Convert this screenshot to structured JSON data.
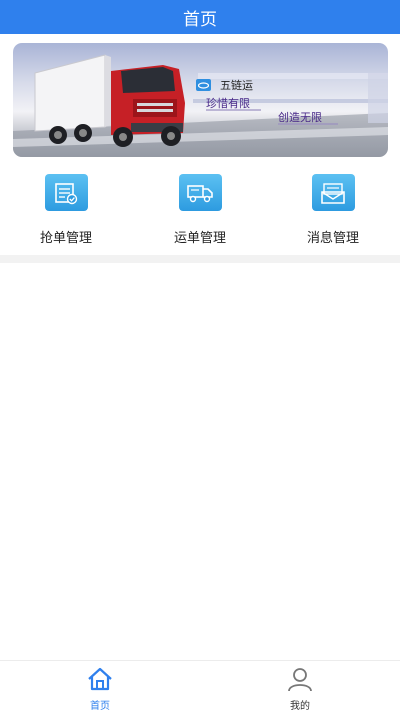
{
  "header": {
    "title": "首页"
  },
  "banner": {
    "brand_name": "五链运",
    "slogan_left": "珍惜有限",
    "slogan_right": "创造无限"
  },
  "menu": {
    "items": [
      {
        "label": "抢单管理",
        "icon": "order-grab-icon"
      },
      {
        "label": "运单管理",
        "icon": "truck-icon"
      },
      {
        "label": "消息管理",
        "icon": "message-icon"
      }
    ]
  },
  "tabbar": {
    "items": [
      {
        "label": "首页",
        "icon": "home-icon",
        "active": true
      },
      {
        "label": "我的",
        "icon": "user-icon",
        "active": false
      }
    ]
  },
  "colors": {
    "primary": "#2f80ed",
    "icon_gradient_top": "#5cc1f2",
    "icon_gradient_bottom": "#2d9be0",
    "tab_active": "#2f80ed",
    "tab_inactive": "#666666"
  }
}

## Exercise prompt
Copy each line exactly, and leave the pictures out of your copy.

## The completed task
Convert this screenshot to structured JSON data.
{
  "header": {
    "title": "首页"
  },
  "banner": {
    "brand_name": "五链运",
    "slogan_left": "珍惜有限",
    "slogan_right": "创造无限"
  },
  "menu": {
    "items": [
      {
        "label": "抢单管理",
        "icon": "order-grab-icon"
      },
      {
        "label": "运单管理",
        "icon": "truck-icon"
      },
      {
        "label": "消息管理",
        "icon": "message-icon"
      }
    ]
  },
  "tabbar": {
    "items": [
      {
        "label": "首页",
        "icon": "home-icon",
        "active": true
      },
      {
        "label": "我的",
        "icon": "user-icon",
        "active": false
      }
    ]
  },
  "colors": {
    "primary": "#2f80ed",
    "icon_gradient_top": "#5cc1f2",
    "icon_gradient_bottom": "#2d9be0",
    "tab_active": "#2f80ed",
    "tab_inactive": "#666666"
  }
}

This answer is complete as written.